[begin Source extract]
With the AWS team’s guidance, we architected the applications targeted for the proof of concept with an Aurora MySQL cluster, implementing high availability using reader replicas (Reader#1 and Reader#2) spanning across Availability Zones in the Asia Pacific (Mumbai) Region, and a DR site with a read replica (Reader#3) in the Asia Pacific (Hyderabad) Region using cross-Region replication. The following diagram illustrates this architecture.
This architecture consists of the following key services:
Amazon Route 53 is a highly available and scalable Domain Name Service (DNS) that routes application traffic to the associated resources using an active-passive failover configuration. Therefore, the requests are primarily routed to the resources in the Asia Pacific (Mumbai) Region and the resources in the Asia Pacific (Hyderabad) Region are on standby.
The first line of defense is provided by AWS WAF, which guards the web applications against common threats, and AWS Shield, a managed DDoS protection solution that keeps apps secure.
[end Source extract]
_Your objective_. Quote the passage from the Aurora MySQL architecture text starting at "With the AWS" and ending at "are on standby.".
[begin Data section]
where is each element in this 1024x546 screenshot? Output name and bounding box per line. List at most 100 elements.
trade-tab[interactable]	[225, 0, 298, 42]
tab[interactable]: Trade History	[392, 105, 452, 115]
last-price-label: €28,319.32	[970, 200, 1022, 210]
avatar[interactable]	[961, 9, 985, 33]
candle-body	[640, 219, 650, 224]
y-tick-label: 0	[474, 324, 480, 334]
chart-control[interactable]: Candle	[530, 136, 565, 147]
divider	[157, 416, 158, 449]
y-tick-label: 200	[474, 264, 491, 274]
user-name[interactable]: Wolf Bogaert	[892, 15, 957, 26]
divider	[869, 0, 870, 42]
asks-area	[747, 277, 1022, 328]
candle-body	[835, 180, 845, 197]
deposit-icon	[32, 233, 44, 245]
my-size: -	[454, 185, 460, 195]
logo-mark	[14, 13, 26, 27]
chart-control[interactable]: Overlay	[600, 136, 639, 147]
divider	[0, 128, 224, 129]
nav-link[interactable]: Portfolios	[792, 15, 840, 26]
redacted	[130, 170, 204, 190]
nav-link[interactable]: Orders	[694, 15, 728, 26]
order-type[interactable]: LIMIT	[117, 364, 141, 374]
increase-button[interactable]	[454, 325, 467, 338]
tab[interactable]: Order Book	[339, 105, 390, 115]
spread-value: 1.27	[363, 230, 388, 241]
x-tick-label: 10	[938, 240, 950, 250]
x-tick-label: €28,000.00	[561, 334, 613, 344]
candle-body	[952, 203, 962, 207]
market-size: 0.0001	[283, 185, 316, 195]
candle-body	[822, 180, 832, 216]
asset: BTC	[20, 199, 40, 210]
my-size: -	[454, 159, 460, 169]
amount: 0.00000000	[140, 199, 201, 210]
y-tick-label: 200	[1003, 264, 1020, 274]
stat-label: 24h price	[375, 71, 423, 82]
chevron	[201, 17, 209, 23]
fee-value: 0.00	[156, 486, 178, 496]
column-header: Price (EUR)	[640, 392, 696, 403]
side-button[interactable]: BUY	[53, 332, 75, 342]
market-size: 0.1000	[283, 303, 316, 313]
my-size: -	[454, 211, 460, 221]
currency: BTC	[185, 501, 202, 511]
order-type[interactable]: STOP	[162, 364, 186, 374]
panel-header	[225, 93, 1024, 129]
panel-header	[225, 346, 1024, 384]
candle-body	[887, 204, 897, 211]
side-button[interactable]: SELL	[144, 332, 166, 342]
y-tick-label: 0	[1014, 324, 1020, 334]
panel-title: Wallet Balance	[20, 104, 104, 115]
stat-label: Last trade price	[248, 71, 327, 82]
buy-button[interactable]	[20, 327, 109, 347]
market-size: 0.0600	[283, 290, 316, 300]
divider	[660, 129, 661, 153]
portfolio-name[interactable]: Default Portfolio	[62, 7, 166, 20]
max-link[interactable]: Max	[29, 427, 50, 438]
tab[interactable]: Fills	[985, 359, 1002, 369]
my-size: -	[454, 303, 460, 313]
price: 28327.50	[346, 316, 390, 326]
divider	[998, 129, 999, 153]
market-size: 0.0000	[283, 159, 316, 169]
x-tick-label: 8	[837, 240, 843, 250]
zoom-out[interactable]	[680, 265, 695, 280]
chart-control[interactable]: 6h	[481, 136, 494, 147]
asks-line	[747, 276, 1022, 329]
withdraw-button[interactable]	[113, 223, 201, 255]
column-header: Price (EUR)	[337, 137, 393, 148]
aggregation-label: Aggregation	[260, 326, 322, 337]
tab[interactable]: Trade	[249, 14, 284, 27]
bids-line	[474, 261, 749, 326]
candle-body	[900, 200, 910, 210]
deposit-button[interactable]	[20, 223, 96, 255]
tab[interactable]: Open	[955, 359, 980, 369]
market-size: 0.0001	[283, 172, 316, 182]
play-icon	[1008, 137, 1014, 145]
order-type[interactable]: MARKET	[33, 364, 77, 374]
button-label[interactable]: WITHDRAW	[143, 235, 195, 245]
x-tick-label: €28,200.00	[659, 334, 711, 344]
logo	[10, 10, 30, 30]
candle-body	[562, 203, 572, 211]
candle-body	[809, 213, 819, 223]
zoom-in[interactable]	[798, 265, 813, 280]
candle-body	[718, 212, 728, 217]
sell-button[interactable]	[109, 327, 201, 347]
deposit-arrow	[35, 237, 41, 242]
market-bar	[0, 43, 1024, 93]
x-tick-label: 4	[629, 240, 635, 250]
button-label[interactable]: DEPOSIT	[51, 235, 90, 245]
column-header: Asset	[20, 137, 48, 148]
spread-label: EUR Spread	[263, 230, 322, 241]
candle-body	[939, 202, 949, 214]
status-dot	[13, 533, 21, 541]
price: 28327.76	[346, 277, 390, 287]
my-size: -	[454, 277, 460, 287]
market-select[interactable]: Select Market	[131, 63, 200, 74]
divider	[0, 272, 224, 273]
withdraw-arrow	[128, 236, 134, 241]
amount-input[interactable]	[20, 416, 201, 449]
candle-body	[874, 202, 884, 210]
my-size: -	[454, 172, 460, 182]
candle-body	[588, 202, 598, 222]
[end Data section]
_Answer to this problem_.
With the AWS team’s guidance, we architected the applications targeted for the proof of concept with an Aurora MySQL cluster, implementing high availability using reader replicas (Reader#1 and Reader#2) spanning across Availability Zones in the Asia Pacific (Mumbai) Region, and a DR site with a read replica (Reader#3) in the Asia Pacific (Hyderabad) Region using cross-Region replication. The following diagram illustrates this architecture.
This architecture consists of the following key services:
Amazon Route 53 is a highly available and scalable Domain Name Service (DNS) that routes application traffic to the associated resources using an active-passive failover configuration. Therefore, the requests are primarily routed to the resources in the Asia Pacific (Mumbai) Region and the resources in the Asia Pacific (Hyderabad) Region are on standby.